— BEGIN DATA SUPPLIED —

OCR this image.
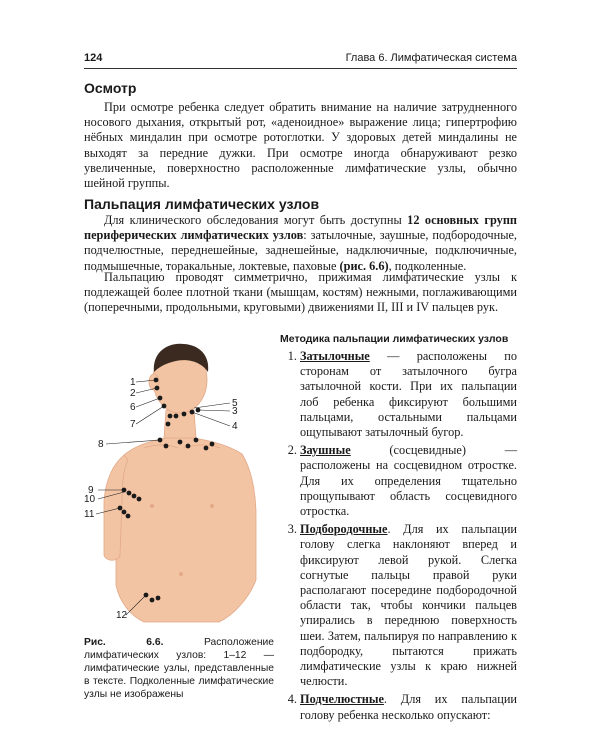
124	Глава 6. Лимфатическая система
Осмотр

При осмотре ребенка следует обратить внимание на наличие затрудненного носового дыхания, открытый рот, «аденоидное» выражение лица; гипертрофию нёбных миндалин при осмотре ротоглотки. У здоровых детей миндалины не выходят за передние дужки. При осмотре иногда обнаруживают резко увеличенные, поверхностно расположенные лимфатические узлы, обычно шейной группы.

Пальпация лимфатических узлов

Для клинического обследования могут быть доступны 12 основных групп периферических лимфатических узлов: затылочные, заушные, подбородочные, подчелюстные, переднешейные, заднешейные, надключичные, подключичные, подмышечные, торакальные, локтевые, паховые (рис. 6.6), подколенные.

Пальпацию проводят симметрично, прижимая лимфатические узлы к подлежащей более плотной ткани (мышцам, костям) нежными, поглаживающими (поперечными, продольными, круговыми) движениями II, III и IV пальцев рук.

1
2
3
4
5
6
7
8
9
10
11
12

Рис. 6.6. Расположение лимфатических узлов: 1–12 — лимфатические узлы, представленные в тексте. Подколенные лимфатические узлы не изображены

Методика пальпации лимфатических узлов

1. Затылочные — расположены по сторонам от затылочного бугра затылочной кости. При их пальпации лоб ребенка фиксируют большими пальцами, остальными пальцами ощупывают затылочный бугор.
2. Заушные (сосцевидные) — расположены на сосцевидном отростке. Для их определения тщательно прощупывают область сосцевидного отростка.
3. Подбородочные. Для их пальпации голову слегка наклоняют вперед и фиксируют левой рукой. Слегка согнутые пальцы правой руки располагают посередине подбородочной области так, чтобы кончики пальцев упирались в переднюю поверхность шеи. Затем, пальпируя по направлению к подбородку, пытаются прижать лимфатические узлы к краю нижней челюсти.
4. Подчелюстные. Для их пальпации голову ребенка несколько опускают:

— END DATA SUPPLIED —

Pictures stay out; repeat all the rest of the records exactly.

OCR this image.
124	Глава 6. Лимфатическая система
Осмотр

При осмотре ребенка следует обратить внимание на наличие затрудненного носового дыхания, открытый рот, «аденоидное» выражение лица; гипертрофию нёбных миндалин при осмотре ротоглотки. У здоровых детей миндалины не выходят за передние дужки. При осмотре иногда обнаруживают резко увеличенные, поверхностно расположенные лимфатические узлы, обычно шейной группы.

Пальпация лимфатических узлов

Для клинического обследования могут быть доступны 12 основных групп периферических лимфатических узлов: затылочные, заушные, подбородочные, подчелюстные, переднешейные, заднешейные, надключичные, подключичные, подмышечные, торакальные, локтевые, паховые (рис. 6.6), подколенные.

Пальпацию проводят симметрично, прижимая лимфатические узлы к подлежащей более плотной ткани (мышцам, костям) нежными, поглаживающими (поперечными, продольными, круговыми) движениями II, III и IV пальцев рук.

1
2
3
4
5
6
7
8
9
10
11
12

Рис. 6.6. Расположение лимфатических узлов: 1–12 — лимфатические узлы, представленные в тексте. Подколенные лимфатические узлы не изображены

Методика пальпации лимфатических узлов

1. Затылочные — расположены по сторонам от затылочного бугра затылочной кости. При их пальпации лоб ребенка фиксируют большими пальцами, остальными пальцами ощупывают затылочный бугор.
2. Заушные (сосцевидные) — расположены на сосцевидном отростке. Для их определения тщательно прощупывают область сосцевидного отростка.
3. Подбородочные. Для их пальпации голову слегка наклоняют вперед и фиксируют левой рукой. Слегка согнутые пальцы правой руки располагают посередине подбородочной области так, чтобы кончики пальцев упирались в переднюю поверхность шеи. Затем, пальпируя по направлению к подбородку, пытаются прижать лимфатические узлы к краю нижней челюсти.
4. Подчелюстные. Для их пальпации голову ребенка несколько опускают:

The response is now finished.